Stored data
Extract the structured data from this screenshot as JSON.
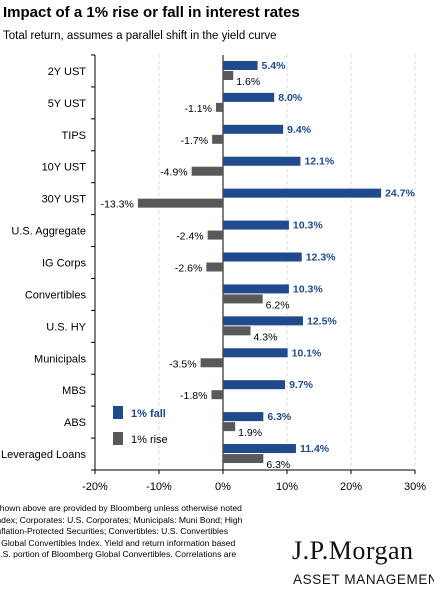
{
  "title": "Impact of a 1% rise or fall in interest rates",
  "subtitle": "Total return, assumes a parallel shift in the yield curve",
  "chart_data": {
    "type": "bar",
    "orientation": "horizontal",
    "categories": [
      "2Y UST",
      "5Y UST",
      "TIPS",
      "10Y UST",
      "30Y UST",
      "U.S. Aggregate",
      "IG Corps",
      "Convertibles",
      "U.S. HY",
      "Municipals",
      "MBS",
      "ABS",
      "Leveraged Loans"
    ],
    "series": [
      {
        "name": "1% fall",
        "color": "#1f4a8c",
        "values": [
          5.4,
          8.0,
          9.4,
          12.1,
          24.7,
          10.3,
          12.3,
          10.3,
          12.5,
          10.1,
          9.7,
          6.3,
          11.4
        ],
        "labels": [
          "5.4%",
          "8.0%",
          "9.4%",
          "12.1%",
          "24.7%",
          "10.3%",
          "12.3%",
          "10.3%",
          "12.5%",
          "10.1%",
          "9.7%",
          "6.3%",
          "11.4%"
        ]
      },
      {
        "name": "1% rise",
        "color": "#595959",
        "values": [
          1.6,
          -1.1,
          -1.7,
          -4.9,
          -13.3,
          -2.4,
          -2.6,
          6.2,
          4.3,
          -3.5,
          -1.8,
          1.9,
          6.3
        ],
        "labels": [
          "1.6%",
          "-1.1%",
          "-1.7%",
          "-4.9%",
          "-13.3%",
          "-2.4%",
          "-2.6%",
          "6.2%",
          "4.3%",
          "-3.5%",
          "-1.8%",
          "1.9%",
          "6.3%"
        ]
      }
    ],
    "xlim": [
      -20,
      30
    ],
    "xticks": [
      -20,
      -10,
      0,
      10,
      20,
      30
    ],
    "xtick_labels": [
      "-20%",
      "-10%",
      "0%",
      "10%",
      "20%",
      "30%"
    ],
    "grid": "vertical dashed",
    "legend_position": "bottom-left"
  },
  "footnote_lines": [
    "Shown above are provided by Bloomberg unless otherwise noted",
    "Index; Corporates: U.S. Corporates; Municipals: Muni Bond; High",
    "Inflation-Protected Securities; Convertibles: U.S. Convertibles",
    "g Global Convertibles Index. Yield and return information based",
    "U.S. portion of Bloomberg Global Convertibles. Correlations are"
  ],
  "logo": {
    "name": "J.P.Morgan",
    "tagline": "ASSET MANAGEMENT"
  }
}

## DO THIS
Return every line holding the word "Municipals" from the records.

## RESPONSE TO THE TASK
      "Municipals",
    "Index; Corporates: U.S. Corporates; Municipals: Muni Bond; High",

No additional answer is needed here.